### Exercise data
start
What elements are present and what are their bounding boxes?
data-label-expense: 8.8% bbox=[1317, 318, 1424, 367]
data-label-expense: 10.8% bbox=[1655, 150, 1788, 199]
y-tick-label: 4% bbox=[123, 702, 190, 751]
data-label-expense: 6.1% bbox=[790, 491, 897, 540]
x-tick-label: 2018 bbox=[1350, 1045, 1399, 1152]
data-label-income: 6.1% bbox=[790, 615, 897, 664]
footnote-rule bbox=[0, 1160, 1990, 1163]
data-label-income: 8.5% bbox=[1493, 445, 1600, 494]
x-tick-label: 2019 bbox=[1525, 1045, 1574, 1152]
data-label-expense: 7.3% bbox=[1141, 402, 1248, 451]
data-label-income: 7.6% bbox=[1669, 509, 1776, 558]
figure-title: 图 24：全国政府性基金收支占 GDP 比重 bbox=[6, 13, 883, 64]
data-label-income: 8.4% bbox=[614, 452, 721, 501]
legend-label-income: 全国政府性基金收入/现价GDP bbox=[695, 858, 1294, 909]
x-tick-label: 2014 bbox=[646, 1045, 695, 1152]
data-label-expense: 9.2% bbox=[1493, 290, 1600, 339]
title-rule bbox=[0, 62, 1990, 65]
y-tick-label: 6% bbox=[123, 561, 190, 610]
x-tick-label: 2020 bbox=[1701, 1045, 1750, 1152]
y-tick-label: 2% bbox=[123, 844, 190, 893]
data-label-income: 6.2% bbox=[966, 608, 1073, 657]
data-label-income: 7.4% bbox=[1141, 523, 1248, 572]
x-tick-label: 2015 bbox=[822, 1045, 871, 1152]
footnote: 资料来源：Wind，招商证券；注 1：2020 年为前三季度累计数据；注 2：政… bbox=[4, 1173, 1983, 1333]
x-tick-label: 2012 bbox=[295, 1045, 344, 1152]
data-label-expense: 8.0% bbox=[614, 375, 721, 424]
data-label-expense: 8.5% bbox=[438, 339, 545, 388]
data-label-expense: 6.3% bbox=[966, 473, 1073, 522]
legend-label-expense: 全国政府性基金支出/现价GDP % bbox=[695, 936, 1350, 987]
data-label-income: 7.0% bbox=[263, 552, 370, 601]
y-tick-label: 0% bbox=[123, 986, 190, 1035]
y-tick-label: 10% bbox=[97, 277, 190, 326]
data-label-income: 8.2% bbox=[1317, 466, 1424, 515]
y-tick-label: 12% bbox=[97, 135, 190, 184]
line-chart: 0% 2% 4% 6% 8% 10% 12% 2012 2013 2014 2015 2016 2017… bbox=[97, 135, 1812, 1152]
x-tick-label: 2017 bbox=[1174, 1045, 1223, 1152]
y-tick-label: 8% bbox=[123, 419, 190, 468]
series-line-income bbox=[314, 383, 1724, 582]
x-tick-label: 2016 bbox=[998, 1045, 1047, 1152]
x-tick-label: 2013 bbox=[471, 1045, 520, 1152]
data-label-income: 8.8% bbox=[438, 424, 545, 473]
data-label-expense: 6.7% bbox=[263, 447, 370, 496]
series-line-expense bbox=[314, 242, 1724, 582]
end
### Set problem
Rewrite the lines of the entries above, putting "data-label-revenue" wherever "data-label-income" appears and leaving everything else the same.

### Correct answer
What elements are present and what are their bounding boxes?
data-label-expense: 8.8% bbox=[1317, 318, 1424, 367]
data-label-expense: 10.8% bbox=[1655, 150, 1788, 199]
y-tick-label: 4% bbox=[123, 702, 190, 751]
data-label-expense: 6.1% bbox=[790, 491, 897, 540]
x-tick-label: 2018 bbox=[1350, 1045, 1399, 1152]
data-label-revenue: 6.1% bbox=[790, 615, 897, 664]
footnote-rule bbox=[0, 1160, 1990, 1163]
data-label-revenue: 8.5% bbox=[1493, 445, 1600, 494]
x-tick-label: 2019 bbox=[1525, 1045, 1574, 1152]
data-label-expense: 7.3% bbox=[1141, 402, 1248, 451]
data-label-revenue: 7.6% bbox=[1669, 509, 1776, 558]
figure-title: 图 24：全国政府性基金收支占 GDP 比重 bbox=[6, 13, 883, 64]
data-label-revenue: 8.4% bbox=[614, 452, 721, 501]
legend-label-income: 全国政府性基金收入/现价GDP bbox=[695, 858, 1294, 909]
x-tick-label: 2014 bbox=[646, 1045, 695, 1152]
data-label-expense: 9.2% bbox=[1493, 290, 1600, 339]
title-rule bbox=[0, 62, 1990, 65]
y-tick-label: 6% bbox=[123, 561, 190, 610]
x-tick-label: 2020 bbox=[1701, 1045, 1750, 1152]
y-tick-label: 2% bbox=[123, 844, 190, 893]
data-label-revenue: 6.2% bbox=[966, 608, 1073, 657]
data-label-revenue: 7.4% bbox=[1141, 523, 1248, 572]
x-tick-label: 2015 bbox=[822, 1045, 871, 1152]
footnote: 资料来源：Wind，招商证券；注 1：2020 年为前三季度累计数据；注 2：政… bbox=[4, 1173, 1983, 1333]
x-tick-label: 2012 bbox=[295, 1045, 344, 1152]
data-label-expense: 8.0% bbox=[614, 375, 721, 424]
data-label-expense: 8.5% bbox=[438, 339, 545, 388]
data-label-expense: 6.3% bbox=[966, 473, 1073, 522]
legend-label-expense: 全国政府性基金支出/现价GDP % bbox=[695, 936, 1350, 987]
data-label-revenue: 7.0% bbox=[263, 552, 370, 601]
y-tick-label: 0% bbox=[123, 986, 190, 1035]
y-tick-label: 10% bbox=[97, 277, 190, 326]
data-label-revenue: 8.2% bbox=[1317, 466, 1424, 515]
y-tick-label: 12% bbox=[97, 135, 190, 184]
line-chart: 0% 2% 4% 6% 8% 10% 12% 2012 2013 2014 2015 2016 2017… bbox=[97, 135, 1812, 1152]
x-tick-label: 2017 bbox=[1174, 1045, 1223, 1152]
y-tick-label: 8% bbox=[123, 419, 190, 468]
series-line-income bbox=[314, 383, 1724, 582]
x-tick-label: 2016 bbox=[998, 1045, 1047, 1152]
x-tick-label: 2013 bbox=[471, 1045, 520, 1152]
data-label-revenue: 8.8% bbox=[438, 424, 545, 473]
data-label-expense: 6.7% bbox=[263, 447, 370, 496]
series-line-expense bbox=[314, 242, 1724, 582]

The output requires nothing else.